> **What this task involves**:
Look through the data below and return each line where "Muut" appears.

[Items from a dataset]
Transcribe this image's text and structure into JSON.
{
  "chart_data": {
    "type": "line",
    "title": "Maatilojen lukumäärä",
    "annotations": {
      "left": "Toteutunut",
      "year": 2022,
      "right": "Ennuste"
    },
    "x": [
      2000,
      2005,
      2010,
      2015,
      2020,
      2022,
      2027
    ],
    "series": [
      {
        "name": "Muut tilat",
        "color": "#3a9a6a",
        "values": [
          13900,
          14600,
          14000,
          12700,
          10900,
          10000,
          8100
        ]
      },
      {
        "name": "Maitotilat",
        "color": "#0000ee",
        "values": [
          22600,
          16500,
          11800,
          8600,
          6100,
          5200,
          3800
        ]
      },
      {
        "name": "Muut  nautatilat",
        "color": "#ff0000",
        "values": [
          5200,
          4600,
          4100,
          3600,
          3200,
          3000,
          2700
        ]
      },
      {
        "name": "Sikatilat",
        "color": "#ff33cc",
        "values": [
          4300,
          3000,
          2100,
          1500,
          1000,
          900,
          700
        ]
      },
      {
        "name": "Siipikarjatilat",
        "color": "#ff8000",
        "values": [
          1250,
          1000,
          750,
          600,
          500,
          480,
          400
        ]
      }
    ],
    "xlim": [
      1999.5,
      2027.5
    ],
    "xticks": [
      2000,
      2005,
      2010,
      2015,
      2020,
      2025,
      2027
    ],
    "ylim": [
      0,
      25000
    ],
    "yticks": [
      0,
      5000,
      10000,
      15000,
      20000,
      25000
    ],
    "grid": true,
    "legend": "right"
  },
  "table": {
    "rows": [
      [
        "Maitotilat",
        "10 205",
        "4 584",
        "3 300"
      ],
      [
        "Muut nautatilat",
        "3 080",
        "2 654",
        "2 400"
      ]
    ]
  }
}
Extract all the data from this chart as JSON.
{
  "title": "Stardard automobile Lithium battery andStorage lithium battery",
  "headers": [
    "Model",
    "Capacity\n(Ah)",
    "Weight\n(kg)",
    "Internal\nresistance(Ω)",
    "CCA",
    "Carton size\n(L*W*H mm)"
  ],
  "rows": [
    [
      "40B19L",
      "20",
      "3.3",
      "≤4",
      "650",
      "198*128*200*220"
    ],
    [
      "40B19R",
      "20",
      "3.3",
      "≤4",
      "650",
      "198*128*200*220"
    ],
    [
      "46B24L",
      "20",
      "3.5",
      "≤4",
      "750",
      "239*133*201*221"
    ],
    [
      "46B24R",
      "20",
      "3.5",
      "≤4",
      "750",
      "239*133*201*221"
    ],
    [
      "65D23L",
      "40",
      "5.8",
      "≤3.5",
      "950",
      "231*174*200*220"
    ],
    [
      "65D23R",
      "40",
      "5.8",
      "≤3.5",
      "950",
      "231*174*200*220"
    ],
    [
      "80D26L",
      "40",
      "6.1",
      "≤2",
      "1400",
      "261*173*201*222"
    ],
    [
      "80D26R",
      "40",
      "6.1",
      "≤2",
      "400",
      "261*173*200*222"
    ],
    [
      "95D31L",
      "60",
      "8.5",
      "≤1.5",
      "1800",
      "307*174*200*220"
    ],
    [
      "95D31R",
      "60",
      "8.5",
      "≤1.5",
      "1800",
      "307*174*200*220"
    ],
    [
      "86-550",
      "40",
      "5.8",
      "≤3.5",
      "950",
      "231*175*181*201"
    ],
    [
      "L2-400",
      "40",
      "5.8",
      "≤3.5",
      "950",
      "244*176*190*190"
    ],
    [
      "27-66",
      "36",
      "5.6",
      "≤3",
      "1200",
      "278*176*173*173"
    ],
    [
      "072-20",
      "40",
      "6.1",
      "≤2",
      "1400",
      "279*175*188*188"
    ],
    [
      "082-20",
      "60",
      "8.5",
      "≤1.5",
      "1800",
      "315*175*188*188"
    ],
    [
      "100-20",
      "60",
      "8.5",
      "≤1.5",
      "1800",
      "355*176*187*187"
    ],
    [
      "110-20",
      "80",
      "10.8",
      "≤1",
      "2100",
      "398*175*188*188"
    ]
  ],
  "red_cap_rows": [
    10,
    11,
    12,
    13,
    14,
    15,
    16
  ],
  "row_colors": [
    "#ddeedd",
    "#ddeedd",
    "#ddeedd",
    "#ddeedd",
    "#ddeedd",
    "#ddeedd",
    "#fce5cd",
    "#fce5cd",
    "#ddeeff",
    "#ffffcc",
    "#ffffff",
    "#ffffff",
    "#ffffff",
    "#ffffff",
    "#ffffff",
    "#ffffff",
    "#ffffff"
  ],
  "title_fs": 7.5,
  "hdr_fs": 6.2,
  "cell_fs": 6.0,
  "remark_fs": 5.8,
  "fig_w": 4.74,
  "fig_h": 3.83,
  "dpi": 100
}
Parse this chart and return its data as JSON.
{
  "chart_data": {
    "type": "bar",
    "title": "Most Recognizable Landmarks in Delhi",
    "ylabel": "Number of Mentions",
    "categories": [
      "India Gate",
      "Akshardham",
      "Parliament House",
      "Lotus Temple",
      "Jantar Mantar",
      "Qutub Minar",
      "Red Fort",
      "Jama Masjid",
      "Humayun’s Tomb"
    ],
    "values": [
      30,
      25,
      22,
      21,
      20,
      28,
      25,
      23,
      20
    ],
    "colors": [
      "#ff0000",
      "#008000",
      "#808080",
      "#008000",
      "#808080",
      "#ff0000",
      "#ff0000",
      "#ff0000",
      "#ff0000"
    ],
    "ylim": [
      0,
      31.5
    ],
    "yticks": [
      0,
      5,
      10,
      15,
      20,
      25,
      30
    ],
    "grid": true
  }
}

> **Exercise response**:
        "name": "Muut tilat",
        "name": "Muut  nautatilat",
        "Muut nautatilat",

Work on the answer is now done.